== MATERIAL PROVIDED ==
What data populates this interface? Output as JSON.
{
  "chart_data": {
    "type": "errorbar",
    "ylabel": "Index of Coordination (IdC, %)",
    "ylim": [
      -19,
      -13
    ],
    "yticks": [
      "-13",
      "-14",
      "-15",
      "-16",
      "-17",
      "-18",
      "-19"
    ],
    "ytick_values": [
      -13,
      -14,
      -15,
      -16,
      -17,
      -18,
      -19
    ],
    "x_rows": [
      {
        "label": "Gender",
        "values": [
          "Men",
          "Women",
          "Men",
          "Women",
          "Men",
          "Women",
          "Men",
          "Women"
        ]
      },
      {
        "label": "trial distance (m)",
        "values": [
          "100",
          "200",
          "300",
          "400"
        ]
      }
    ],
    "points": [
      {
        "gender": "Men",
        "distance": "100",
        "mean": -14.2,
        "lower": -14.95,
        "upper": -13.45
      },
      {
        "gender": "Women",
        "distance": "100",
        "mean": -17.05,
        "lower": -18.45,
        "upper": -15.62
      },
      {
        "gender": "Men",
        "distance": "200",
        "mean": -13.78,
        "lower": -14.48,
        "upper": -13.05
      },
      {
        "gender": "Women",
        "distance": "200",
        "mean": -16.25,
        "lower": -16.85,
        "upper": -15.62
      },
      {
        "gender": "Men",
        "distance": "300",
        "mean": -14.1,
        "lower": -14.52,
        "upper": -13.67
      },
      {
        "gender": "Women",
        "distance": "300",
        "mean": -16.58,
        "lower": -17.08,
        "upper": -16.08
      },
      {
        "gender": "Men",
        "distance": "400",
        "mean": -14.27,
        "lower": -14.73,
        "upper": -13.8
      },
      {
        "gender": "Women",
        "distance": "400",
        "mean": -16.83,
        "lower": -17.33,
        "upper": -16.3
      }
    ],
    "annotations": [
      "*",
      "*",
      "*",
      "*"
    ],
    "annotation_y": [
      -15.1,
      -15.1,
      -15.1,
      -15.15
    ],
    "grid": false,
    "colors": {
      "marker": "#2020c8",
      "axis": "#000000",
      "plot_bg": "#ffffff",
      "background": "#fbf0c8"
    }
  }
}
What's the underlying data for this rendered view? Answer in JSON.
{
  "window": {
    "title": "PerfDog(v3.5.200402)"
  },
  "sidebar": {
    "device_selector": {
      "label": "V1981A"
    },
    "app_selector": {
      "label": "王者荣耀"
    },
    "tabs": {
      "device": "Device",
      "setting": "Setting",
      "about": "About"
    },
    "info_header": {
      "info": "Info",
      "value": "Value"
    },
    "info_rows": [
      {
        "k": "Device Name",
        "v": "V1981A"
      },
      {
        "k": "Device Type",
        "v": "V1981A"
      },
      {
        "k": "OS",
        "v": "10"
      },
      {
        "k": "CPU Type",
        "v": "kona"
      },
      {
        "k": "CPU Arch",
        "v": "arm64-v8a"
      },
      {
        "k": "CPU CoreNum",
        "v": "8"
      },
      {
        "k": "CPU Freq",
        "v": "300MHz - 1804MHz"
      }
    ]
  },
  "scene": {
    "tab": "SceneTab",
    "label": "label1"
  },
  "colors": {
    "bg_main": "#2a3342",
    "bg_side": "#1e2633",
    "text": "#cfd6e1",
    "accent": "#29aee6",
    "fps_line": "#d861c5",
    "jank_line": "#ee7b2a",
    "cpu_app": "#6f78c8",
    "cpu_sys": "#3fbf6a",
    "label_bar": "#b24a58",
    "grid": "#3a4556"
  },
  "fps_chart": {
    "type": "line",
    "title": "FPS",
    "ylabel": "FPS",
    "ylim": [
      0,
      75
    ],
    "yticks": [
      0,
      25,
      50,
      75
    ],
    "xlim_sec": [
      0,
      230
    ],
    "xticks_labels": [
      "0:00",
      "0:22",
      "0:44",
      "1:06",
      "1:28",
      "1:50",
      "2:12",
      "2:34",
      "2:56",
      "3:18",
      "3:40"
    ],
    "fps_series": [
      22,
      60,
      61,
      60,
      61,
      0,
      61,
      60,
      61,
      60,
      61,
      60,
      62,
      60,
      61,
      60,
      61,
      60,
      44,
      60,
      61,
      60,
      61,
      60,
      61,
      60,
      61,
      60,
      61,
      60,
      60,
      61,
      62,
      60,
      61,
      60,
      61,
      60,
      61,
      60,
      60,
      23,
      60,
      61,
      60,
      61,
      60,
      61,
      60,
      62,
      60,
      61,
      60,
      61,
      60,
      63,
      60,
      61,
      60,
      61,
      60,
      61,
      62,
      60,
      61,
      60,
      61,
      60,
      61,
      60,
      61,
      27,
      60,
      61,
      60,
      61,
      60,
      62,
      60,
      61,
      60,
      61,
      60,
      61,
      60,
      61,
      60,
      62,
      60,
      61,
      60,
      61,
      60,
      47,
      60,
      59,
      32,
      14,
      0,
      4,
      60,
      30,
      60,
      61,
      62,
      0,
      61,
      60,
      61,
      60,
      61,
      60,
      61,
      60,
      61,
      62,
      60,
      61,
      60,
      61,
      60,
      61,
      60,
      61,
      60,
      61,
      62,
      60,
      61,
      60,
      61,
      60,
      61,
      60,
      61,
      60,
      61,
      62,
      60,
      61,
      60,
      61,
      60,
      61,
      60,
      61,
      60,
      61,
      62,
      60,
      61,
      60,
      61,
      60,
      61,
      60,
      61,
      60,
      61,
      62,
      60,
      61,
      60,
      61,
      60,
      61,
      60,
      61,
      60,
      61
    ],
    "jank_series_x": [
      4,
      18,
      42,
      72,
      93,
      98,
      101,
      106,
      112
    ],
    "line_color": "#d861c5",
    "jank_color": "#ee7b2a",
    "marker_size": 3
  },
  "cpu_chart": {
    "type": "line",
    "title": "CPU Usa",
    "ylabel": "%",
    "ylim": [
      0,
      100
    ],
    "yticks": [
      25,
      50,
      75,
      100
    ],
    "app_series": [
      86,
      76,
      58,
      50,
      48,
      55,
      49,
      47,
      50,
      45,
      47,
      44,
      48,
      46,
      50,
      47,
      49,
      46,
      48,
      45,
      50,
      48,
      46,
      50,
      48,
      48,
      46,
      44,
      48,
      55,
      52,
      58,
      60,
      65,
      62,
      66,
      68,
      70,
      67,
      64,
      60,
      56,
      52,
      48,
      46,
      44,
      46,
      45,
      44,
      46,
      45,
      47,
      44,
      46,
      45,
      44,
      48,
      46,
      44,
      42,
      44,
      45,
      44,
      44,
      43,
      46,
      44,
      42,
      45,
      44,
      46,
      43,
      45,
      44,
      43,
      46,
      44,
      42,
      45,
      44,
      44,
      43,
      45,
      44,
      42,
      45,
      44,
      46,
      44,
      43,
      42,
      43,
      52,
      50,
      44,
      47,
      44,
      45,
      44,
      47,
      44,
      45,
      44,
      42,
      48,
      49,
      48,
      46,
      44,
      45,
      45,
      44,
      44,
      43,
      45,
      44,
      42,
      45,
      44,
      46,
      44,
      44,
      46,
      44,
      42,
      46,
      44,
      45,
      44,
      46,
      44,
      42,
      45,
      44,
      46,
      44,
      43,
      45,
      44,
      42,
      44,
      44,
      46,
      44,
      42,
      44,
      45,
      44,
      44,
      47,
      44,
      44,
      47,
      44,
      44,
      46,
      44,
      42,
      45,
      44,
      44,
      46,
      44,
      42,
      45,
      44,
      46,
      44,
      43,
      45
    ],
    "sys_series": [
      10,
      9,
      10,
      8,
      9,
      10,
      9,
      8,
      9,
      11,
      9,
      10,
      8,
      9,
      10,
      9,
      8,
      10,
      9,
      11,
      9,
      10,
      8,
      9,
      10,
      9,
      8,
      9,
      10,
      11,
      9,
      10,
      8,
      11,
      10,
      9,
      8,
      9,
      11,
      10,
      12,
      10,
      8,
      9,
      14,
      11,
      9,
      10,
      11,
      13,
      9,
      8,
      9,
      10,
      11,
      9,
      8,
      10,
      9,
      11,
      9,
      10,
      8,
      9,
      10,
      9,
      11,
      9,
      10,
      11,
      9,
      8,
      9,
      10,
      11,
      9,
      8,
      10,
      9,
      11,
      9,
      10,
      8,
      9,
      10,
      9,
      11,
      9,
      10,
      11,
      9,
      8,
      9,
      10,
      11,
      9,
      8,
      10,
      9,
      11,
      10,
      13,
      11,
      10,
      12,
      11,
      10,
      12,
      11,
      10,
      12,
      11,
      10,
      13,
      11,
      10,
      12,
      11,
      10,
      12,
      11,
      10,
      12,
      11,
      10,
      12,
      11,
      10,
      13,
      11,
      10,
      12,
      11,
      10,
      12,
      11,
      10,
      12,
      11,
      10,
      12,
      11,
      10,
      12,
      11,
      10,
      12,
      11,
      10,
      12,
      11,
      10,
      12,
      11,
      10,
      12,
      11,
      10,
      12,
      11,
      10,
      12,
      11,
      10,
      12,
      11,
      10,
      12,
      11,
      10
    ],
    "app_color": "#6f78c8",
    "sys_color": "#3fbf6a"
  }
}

== PROBLEM DESCRIPTION ==
Copy all lines from the material that contain "ylabel".

== COMPLETED EXERCISE ==
    "ylabel": "Index of Coordination (IdC, %)",
    "ylabel": "FPS",
    "ylabel": "%",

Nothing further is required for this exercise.